--- start SUPPLIED MATERIAL ---

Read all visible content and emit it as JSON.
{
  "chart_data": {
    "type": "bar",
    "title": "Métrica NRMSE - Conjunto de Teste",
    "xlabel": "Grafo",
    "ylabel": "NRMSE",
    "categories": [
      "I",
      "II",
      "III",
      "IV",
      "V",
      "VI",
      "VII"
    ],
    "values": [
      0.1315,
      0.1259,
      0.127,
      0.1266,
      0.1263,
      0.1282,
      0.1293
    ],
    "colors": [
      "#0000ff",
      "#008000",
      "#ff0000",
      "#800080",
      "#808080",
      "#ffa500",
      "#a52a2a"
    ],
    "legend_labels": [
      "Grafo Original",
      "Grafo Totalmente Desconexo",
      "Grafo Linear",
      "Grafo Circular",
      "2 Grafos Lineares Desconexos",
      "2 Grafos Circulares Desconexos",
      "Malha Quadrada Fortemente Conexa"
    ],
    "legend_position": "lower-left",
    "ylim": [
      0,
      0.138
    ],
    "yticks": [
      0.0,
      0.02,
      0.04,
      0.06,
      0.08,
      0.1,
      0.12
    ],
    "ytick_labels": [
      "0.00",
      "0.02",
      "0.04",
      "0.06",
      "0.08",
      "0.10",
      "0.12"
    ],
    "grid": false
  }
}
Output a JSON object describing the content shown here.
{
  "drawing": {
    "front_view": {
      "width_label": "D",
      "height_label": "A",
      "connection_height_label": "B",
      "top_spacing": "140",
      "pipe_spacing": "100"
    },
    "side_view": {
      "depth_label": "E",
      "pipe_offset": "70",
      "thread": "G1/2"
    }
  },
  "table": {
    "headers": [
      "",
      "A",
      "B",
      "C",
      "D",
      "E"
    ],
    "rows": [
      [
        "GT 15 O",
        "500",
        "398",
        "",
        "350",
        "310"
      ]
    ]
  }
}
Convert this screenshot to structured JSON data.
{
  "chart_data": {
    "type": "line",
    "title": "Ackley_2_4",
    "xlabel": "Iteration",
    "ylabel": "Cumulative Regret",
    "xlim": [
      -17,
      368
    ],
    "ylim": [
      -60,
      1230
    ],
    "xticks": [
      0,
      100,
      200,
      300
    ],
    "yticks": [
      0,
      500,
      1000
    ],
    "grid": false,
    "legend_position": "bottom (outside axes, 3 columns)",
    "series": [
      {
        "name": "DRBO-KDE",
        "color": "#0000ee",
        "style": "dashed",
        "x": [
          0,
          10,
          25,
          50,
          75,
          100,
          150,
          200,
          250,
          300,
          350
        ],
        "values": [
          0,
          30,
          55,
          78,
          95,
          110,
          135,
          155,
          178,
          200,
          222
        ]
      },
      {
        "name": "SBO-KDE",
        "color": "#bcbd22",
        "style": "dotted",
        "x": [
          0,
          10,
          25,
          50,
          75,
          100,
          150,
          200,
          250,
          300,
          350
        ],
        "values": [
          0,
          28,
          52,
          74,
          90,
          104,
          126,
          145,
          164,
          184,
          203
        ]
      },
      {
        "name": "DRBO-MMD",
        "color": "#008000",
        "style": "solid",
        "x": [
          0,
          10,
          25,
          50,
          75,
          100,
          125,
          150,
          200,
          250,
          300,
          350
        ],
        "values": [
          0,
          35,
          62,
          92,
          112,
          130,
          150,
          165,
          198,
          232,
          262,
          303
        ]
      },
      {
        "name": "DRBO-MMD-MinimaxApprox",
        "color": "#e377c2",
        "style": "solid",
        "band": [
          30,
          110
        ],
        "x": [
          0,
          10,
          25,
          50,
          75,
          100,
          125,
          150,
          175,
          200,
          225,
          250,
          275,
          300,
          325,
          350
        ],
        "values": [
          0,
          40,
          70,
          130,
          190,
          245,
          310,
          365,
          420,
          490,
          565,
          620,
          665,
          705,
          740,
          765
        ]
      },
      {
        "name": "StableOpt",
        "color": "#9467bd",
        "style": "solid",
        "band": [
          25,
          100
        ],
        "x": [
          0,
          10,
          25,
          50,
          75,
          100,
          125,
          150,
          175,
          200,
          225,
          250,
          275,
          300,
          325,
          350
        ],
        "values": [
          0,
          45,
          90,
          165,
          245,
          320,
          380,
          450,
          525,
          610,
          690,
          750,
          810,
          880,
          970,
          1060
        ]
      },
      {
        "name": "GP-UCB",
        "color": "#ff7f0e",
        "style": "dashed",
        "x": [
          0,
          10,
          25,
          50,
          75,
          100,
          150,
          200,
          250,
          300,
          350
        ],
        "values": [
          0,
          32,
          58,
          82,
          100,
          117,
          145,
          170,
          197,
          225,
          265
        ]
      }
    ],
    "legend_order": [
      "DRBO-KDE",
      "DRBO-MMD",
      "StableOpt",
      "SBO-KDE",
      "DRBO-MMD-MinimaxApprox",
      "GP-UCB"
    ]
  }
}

--- end SUPPLIED MATERIAL ---

PROBLEM DETAILS> Nothing should be left out: return all of the records exactly.

EXERCISE SOLUTION>
Read all visible content and emit it as JSON.
{
  "chart_data": {
    "type": "bar",
    "title": "Métrica NRMSE - Conjunto de Teste",
    "xlabel": "Grafo",
    "ylabel": "NRMSE",
    "categories": [
      "I",
      "II",
      "III",
      "IV",
      "V",
      "VI",
      "VII"
    ],
    "values": [
      0.1315,
      0.1259,
      0.127,
      0.1266,
      0.1263,
      0.1282,
      0.1293
    ],
    "colors": [
      "#0000ff",
      "#008000",
      "#ff0000",
      "#800080",
      "#808080",
      "#ffa500",
      "#a52a2a"
    ],
    "legend_labels": [
      "Grafo Original",
      "Grafo Totalmente Desconexo",
      "Grafo Linear",
      "Grafo Circular",
      "2 Grafos Lineares Desconexos",
      "2 Grafos Circulares Desconexos",
      "Malha Quadrada Fortemente Conexa"
    ],
    "legend_position": "lower-left",
    "ylim": [
      0,
      0.138
    ],
    "yticks": [
      0.0,
      0.02,
      0.04,
      0.06,
      0.08,
      0.1,
      0.12
    ],
    "ytick_labels": [
      "0.00",
      "0.02",
      "0.04",
      "0.06",
      "0.08",
      "0.10",
      "0.12"
    ],
    "grid": false
  }
}
Output a JSON object describing the content shown here.
{
  "drawing": {
    "front_view": {
      "width_label": "D",
      "height_label": "A",
      "connection_height_label": "B",
      "top_spacing": "140",
      "pipe_spacing": "100"
    },
    "side_view": {
      "depth_label": "E",
      "pipe_offset": "70",
      "thread": "G1/2"
    }
  },
  "table": {
    "headers": [
      "",
      "A",
      "B",
      "C",
      "D",
      "E"
    ],
    "rows": [
      [
        "GT 15 O",
        "500",
        "398",
        "",
        "350",
        "310"
      ]
    ]
  }
}
Convert this screenshot to structured JSON data.
{
  "chart_data": {
    "type": "line",
    "title": "Ackley_2_4",
    "xlabel": "Iteration",
    "ylabel": "Cumulative Regret",
    "xlim": [
      -17,
      368
    ],
    "ylim": [
      -60,
      1230
    ],
    "xticks": [
      0,
      100,
      200,
      300
    ],
    "yticks": [
      0,
      500,
      1000
    ],
    "grid": false,
    "legend_position": "bottom (outside axes, 3 columns)",
    "series": [
      {
        "name": "DRBO-KDE",
        "color": "#0000ee",
        "style": "dashed",
        "x": [
          0,
          10,
          25,
          50,
          75,
          100,
          150,
          200,
          250,
          300,
          350
        ],
        "values": [
          0,
          30,
          55,
          78,
          95,
          110,
          135,
          155,
          178,
          200,
          222
        ]
      },
      {
        "name": "SBO-KDE",
        "color": "#bcbd22",
        "style": "dotted",
        "x": [
          0,
          10,
          25,
          50,
          75,
          100,
          150,
          200,
          250,
          300,
          350
        ],
        "values": [
          0,
          28,
          52,
          74,
          90,
          104,
          126,
          145,
          164,
          184,
          203
        ]
      },
      {
        "name": "DRBO-MMD",
        "color": "#008000",
        "style": "solid",
        "x": [
          0,
          10,
          25,
          50,
          75,
          100,
          125,
          150,
          200,
          250,
          300,
          350
        ],
        "values": [
          0,
          35,
          62,
          92,
          112,
          130,
          150,
          165,
          198,
          232,
          262,
          303
        ]
      },
      {
        "name": "DRBO-MMD-MinimaxApprox",
        "color": "#e377c2",
        "style": "solid",
        "band": [
          30,
          110
        ],
        "x": [
          0,
          10,
          25,
          50,
          75,
          100,
          125,
          150,
          175,
          200,
          225,
          250,
          275,
          300,
          325,
          350
        ],
        "values": [
          0,
          40,
          70,
          130,
          190,
          245,
          310,
          365,
          420,
          490,
          565,
          620,
          665,
          705,
          740,
          765
        ]
      },
      {
        "name": "StableOpt",
        "color": "#9467bd",
        "style": "solid",
        "band": [
          25,
          100
        ],
        "x": [
          0,
          10,
          25,
          50,
          75,
          100,
          125,
          150,
          175,
          200,
          225,
          250,
          275,
          300,
          325,
          350
        ],
        "values": [
          0,
          45,
          90,
          165,
          245,
          320,
          380,
          450,
          525,
          610,
          690,
          750,
          810,
          880,
          970,
          1060
        ]
      },
      {
        "name": "GP-UCB",
        "color": "#ff7f0e",
        "style": "dashed",
        "x": [
          0,
          10,
          25,
          50,
          75,
          100,
          150,
          200,
          250,
          300,
          350
        ],
        "values": [
          0,
          32,
          58,
          82,
          100,
          117,
          145,
          170,
          197,
          225,
          265
        ]
      }
    ],
    "legend_order": [
      "DRBO-KDE",
      "DRBO-MMD",
      "StableOpt",
      "SBO-KDE",
      "DRBO-MMD-MinimaxApprox",
      "GP-UCB"
    ]
  }
}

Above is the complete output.